Pick out all lines in the listing holding the string "factor" and copy them.

___ SOURCE MATERIAL ___

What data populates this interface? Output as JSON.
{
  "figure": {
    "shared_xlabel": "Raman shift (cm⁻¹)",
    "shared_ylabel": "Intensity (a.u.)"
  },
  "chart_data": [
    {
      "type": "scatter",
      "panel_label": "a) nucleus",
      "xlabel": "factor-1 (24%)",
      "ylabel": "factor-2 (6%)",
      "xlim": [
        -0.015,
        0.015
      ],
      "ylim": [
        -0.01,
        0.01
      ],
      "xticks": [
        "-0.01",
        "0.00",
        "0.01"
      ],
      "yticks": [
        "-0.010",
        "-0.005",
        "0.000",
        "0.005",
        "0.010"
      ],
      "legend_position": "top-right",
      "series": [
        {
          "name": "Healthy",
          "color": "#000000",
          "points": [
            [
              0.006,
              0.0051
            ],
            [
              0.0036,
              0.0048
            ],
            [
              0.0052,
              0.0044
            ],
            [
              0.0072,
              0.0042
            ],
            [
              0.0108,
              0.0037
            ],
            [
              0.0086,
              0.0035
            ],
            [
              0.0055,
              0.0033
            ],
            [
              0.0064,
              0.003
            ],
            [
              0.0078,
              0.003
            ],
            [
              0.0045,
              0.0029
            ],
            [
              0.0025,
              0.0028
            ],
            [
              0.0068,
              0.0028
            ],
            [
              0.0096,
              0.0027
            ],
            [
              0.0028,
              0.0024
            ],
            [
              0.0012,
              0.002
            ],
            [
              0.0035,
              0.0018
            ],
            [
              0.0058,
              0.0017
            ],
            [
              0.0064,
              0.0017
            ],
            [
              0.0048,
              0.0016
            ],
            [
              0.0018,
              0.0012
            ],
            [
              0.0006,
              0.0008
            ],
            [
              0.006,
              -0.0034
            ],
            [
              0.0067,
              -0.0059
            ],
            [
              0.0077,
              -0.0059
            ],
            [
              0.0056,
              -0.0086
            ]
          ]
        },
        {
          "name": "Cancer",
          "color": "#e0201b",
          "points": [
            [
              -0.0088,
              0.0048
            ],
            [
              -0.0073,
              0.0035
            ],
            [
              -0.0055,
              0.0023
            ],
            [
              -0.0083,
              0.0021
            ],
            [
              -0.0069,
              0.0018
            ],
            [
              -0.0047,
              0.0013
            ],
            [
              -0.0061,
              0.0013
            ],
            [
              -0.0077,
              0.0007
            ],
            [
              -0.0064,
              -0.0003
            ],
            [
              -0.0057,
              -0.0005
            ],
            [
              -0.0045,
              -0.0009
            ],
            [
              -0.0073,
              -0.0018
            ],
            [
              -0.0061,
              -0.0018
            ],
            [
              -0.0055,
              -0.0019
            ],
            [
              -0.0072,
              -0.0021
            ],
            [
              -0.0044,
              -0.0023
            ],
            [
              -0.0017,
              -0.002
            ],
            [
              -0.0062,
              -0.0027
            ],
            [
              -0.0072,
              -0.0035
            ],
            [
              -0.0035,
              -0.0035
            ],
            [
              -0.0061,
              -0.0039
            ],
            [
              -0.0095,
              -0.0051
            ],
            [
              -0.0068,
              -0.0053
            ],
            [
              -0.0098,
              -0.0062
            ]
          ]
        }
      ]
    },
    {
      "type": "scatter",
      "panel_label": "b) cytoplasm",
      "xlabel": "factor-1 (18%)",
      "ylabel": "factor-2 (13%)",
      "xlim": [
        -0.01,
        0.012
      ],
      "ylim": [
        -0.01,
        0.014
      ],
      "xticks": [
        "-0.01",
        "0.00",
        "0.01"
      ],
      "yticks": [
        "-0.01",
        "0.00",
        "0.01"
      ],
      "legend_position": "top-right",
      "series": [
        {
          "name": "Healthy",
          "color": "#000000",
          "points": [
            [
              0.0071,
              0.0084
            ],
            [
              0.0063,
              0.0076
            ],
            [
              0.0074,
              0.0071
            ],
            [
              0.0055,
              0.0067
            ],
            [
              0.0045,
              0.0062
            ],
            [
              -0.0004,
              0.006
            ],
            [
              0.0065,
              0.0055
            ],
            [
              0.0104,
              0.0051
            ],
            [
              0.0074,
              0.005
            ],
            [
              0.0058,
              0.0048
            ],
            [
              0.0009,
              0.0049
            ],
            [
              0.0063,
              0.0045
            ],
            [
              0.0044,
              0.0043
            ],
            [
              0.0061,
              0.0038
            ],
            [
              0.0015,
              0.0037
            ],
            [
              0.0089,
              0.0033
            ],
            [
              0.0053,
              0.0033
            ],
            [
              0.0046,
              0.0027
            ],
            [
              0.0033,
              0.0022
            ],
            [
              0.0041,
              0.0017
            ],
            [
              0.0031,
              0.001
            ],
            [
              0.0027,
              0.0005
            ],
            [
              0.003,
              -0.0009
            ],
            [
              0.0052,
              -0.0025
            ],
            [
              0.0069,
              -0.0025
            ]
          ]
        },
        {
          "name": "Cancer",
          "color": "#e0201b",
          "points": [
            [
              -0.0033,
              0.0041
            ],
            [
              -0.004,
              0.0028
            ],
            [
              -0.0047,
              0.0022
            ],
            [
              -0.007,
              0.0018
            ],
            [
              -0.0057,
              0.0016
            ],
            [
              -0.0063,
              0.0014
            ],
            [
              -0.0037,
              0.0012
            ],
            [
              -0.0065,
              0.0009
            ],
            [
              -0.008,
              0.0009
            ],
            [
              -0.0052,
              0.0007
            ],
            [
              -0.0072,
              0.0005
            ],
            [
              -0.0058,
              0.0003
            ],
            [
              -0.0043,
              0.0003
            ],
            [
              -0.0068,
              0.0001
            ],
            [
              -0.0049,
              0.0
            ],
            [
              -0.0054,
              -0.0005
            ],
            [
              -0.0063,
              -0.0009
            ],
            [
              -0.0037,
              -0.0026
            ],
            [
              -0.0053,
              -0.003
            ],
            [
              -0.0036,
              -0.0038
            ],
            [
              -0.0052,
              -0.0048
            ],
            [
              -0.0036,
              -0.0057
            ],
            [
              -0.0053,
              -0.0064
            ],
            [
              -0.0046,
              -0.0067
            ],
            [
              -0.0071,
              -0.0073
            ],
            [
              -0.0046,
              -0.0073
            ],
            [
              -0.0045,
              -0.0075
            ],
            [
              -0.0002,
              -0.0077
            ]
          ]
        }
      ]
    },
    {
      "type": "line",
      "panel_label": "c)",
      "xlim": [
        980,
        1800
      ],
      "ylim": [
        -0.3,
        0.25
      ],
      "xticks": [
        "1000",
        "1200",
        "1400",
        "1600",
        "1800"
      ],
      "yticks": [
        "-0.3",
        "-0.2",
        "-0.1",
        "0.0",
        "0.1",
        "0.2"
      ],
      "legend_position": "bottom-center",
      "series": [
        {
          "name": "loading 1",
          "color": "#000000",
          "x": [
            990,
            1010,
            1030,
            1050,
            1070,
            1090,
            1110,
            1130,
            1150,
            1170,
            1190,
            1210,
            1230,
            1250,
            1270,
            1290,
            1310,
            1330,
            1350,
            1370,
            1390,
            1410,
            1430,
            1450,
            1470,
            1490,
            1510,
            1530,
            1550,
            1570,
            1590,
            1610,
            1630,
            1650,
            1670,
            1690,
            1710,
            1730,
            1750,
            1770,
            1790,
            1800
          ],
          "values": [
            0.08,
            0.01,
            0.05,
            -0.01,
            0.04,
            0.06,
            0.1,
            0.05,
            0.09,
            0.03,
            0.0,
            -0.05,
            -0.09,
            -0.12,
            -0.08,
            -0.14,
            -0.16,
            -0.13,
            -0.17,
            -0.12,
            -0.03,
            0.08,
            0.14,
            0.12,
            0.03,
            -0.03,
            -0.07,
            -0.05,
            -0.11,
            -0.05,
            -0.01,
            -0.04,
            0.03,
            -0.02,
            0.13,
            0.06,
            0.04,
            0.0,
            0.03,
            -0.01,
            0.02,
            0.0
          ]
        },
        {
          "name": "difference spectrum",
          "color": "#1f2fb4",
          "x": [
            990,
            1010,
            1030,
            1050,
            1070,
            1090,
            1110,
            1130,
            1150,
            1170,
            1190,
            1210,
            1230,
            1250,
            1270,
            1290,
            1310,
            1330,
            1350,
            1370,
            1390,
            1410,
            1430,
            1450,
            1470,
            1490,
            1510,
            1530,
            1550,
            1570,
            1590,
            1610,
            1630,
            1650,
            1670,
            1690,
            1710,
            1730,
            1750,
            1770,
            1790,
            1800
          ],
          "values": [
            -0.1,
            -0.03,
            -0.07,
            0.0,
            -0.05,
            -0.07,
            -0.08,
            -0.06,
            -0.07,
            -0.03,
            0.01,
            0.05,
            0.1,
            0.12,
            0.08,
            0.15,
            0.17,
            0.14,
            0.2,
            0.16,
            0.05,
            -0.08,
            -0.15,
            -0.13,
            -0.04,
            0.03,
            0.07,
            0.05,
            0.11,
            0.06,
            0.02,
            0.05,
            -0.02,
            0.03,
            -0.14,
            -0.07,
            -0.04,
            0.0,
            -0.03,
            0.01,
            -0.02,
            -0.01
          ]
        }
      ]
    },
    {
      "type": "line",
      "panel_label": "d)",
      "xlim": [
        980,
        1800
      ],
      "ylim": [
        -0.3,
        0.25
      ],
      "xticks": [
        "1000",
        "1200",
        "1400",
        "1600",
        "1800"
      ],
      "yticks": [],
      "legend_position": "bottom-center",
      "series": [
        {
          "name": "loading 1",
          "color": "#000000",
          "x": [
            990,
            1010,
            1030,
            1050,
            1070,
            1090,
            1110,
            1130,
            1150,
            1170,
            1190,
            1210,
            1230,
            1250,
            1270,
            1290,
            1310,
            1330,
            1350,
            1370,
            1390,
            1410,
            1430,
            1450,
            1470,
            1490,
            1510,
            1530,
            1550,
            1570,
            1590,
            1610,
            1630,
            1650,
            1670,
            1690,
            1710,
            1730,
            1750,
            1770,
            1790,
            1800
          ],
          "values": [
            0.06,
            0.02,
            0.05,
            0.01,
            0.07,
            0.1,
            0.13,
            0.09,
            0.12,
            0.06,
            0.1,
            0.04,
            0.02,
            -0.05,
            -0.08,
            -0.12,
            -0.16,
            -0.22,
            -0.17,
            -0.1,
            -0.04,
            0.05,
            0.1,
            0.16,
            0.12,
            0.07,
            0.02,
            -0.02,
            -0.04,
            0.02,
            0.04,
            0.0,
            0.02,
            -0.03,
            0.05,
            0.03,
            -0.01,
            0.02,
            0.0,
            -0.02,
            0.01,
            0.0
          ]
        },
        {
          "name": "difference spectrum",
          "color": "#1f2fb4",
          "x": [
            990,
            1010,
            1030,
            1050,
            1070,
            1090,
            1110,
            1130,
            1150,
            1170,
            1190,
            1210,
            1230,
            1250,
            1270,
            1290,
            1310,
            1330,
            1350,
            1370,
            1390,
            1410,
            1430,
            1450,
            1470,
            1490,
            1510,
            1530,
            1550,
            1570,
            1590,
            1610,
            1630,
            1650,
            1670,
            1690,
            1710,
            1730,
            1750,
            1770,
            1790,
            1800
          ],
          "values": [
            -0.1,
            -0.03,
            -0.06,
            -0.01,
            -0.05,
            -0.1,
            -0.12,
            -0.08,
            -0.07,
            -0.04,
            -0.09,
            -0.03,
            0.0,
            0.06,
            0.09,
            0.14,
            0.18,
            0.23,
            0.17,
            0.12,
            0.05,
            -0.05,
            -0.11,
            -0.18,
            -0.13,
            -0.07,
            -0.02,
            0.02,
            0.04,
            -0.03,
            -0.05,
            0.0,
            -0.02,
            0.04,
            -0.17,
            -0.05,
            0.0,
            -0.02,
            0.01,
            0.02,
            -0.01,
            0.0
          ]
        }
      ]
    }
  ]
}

___

[SOLUTION FOR THIS PROBLEM]
      "xlabel": "factor-1 (24%)",
      "ylabel": "factor-2 (6%)",
      "xlabel": "factor-1 (18%)",
      "ylabel": "factor-2 (13%)",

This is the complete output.